_Exercise goal_
Pictures aside, write out every record exactly as it appears.

------------------------------

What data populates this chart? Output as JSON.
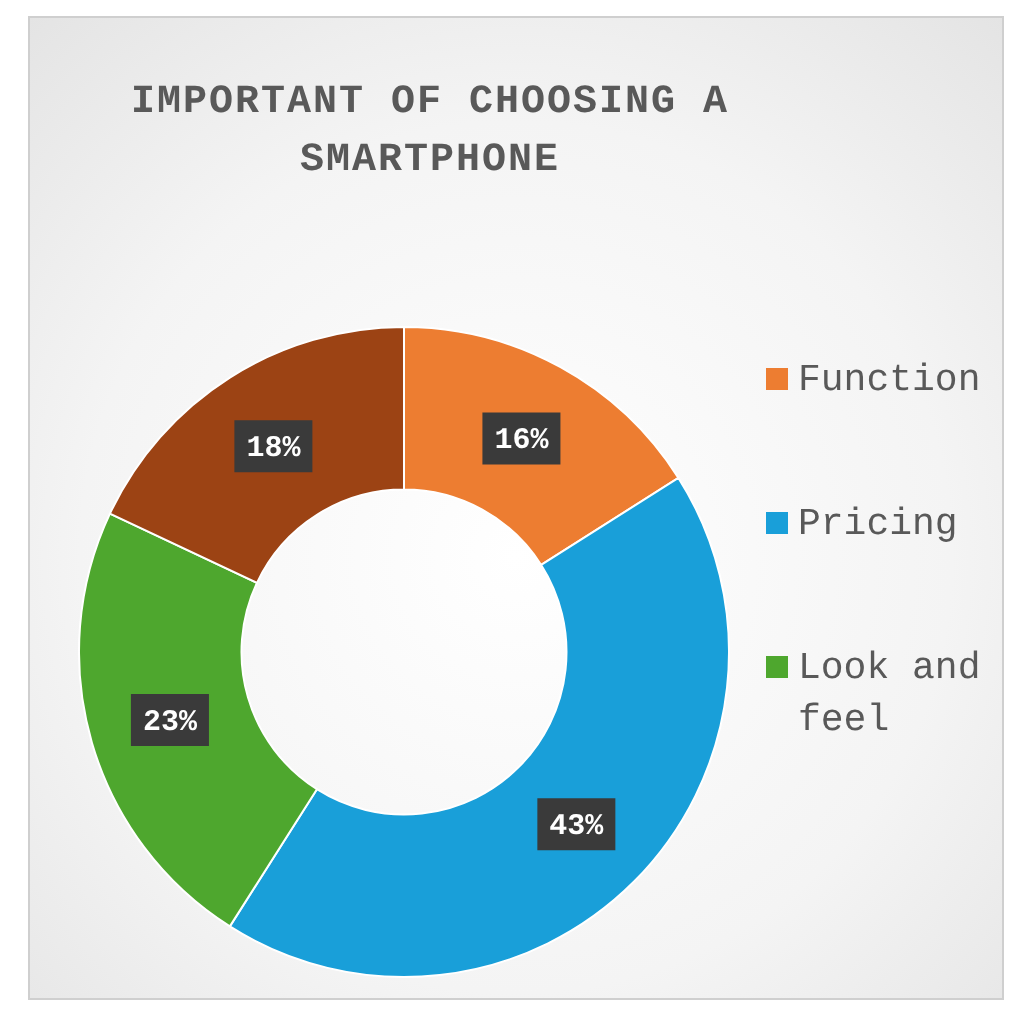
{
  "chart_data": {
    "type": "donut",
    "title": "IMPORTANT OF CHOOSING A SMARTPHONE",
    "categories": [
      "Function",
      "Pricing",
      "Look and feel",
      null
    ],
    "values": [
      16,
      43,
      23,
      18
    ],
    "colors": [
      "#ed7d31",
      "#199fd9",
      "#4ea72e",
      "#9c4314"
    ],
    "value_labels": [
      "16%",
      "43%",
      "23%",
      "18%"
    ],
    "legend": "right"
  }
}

------------------------------

_Correct response_
What data populates this chart? Output as JSON.
{
  "chart_data": {
    "type": "donut",
    "title": "IMPORTANT OF CHOOSING A SMARTPHONE",
    "categories": [
      "Function",
      "Pricing",
      "Look and feel",
      null
    ],
    "values": [
      16,
      43,
      23,
      18
    ],
    "colors": [
      "#ed7d31",
      "#199fd9",
      "#4ea72e",
      "#9c4314"
    ],
    "value_labels": [
      "16%",
      "43%",
      "23%",
      "18%"
    ],
    "legend": "right"
  }
}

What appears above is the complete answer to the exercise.